# WRITTEN PROBLEM:
Return each line of the records with nothing changed, pictures excepted.

Records from a data collection

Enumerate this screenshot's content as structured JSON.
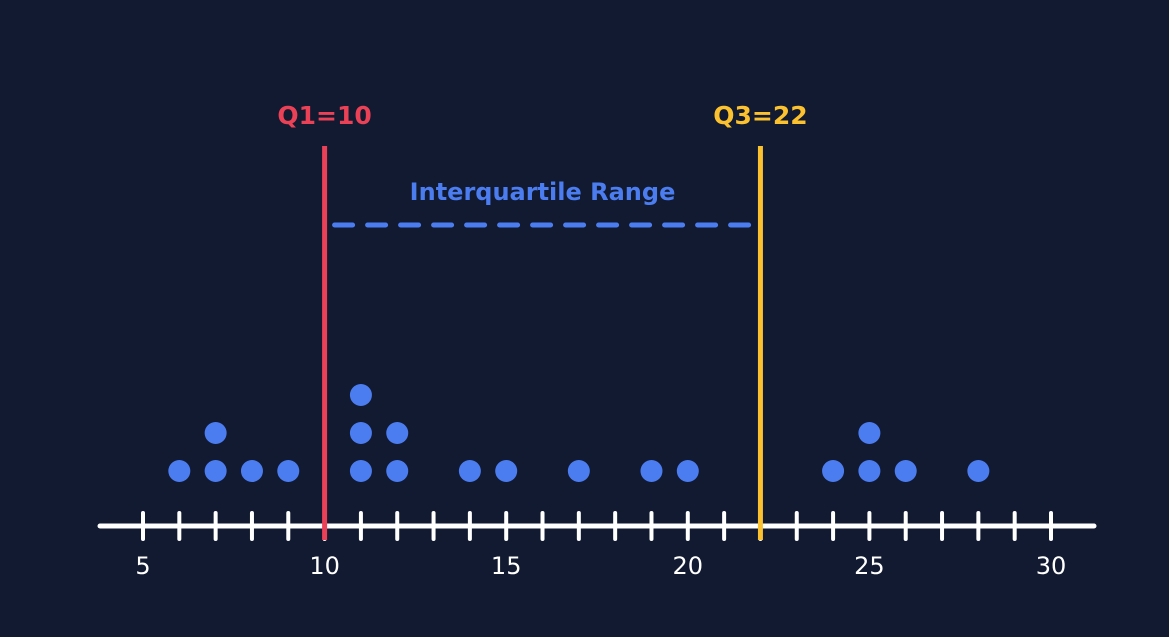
{
  "chart_data": {
    "type": "scatter",
    "subtype": "dot-plot",
    "title": "",
    "xlabel": "",
    "ylabel": "",
    "xlim": [
      5,
      30
    ],
    "tick_step": 1,
    "tick_labels": [
      "5",
      "10",
      "15",
      "20",
      "25",
      "30"
    ],
    "grid": false,
    "points": [
      6,
      7,
      7,
      8,
      9,
      11,
      11,
      11,
      12,
      12,
      14,
      15,
      17,
      19,
      20,
      24,
      25,
      25,
      26,
      28
    ],
    "quartiles": [
      {
        "name": "Q1",
        "label": "Q1=10",
        "value": 10,
        "color": "#ea4157"
      },
      {
        "name": "Q3",
        "label": "Q3=22",
        "value": 22,
        "color": "#fcc12f"
      }
    ],
    "annotations": [
      {
        "text": "Interquartile Range",
        "from": 10,
        "to": 22,
        "style": "dashed",
        "color": "#4c7df0"
      }
    ],
    "colors": {
      "background": "#111a30",
      "axis": "#ffffff",
      "points": "#4c7df0"
    }
  }
}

# EXERCISE OUTPUT:
Enumerate this screenshot's content as structured JSON.
{
  "chart_data": {
    "type": "scatter",
    "subtype": "dot-plot",
    "title": "",
    "xlabel": "",
    "ylabel": "",
    "xlim": [
      5,
      30
    ],
    "tick_step": 1,
    "tick_labels": [
      "5",
      "10",
      "15",
      "20",
      "25",
      "30"
    ],
    "grid": false,
    "points": [
      6,
      7,
      7,
      8,
      9,
      11,
      11,
      11,
      12,
      12,
      14,
      15,
      17,
      19,
      20,
      24,
      25,
      25,
      26,
      28
    ],
    "quartiles": [
      {
        "name": "Q1",
        "label": "Q1=10",
        "value": 10,
        "color": "#ea4157"
      },
      {
        "name": "Q3",
        "label": "Q3=22",
        "value": 22,
        "color": "#fcc12f"
      }
    ],
    "annotations": [
      {
        "text": "Interquartile Range",
        "from": 10,
        "to": 22,
        "style": "dashed",
        "color": "#4c7df0"
      }
    ],
    "colors": {
      "background": "#111a30",
      "axis": "#ffffff",
      "points": "#4c7df0"
    }
  }
}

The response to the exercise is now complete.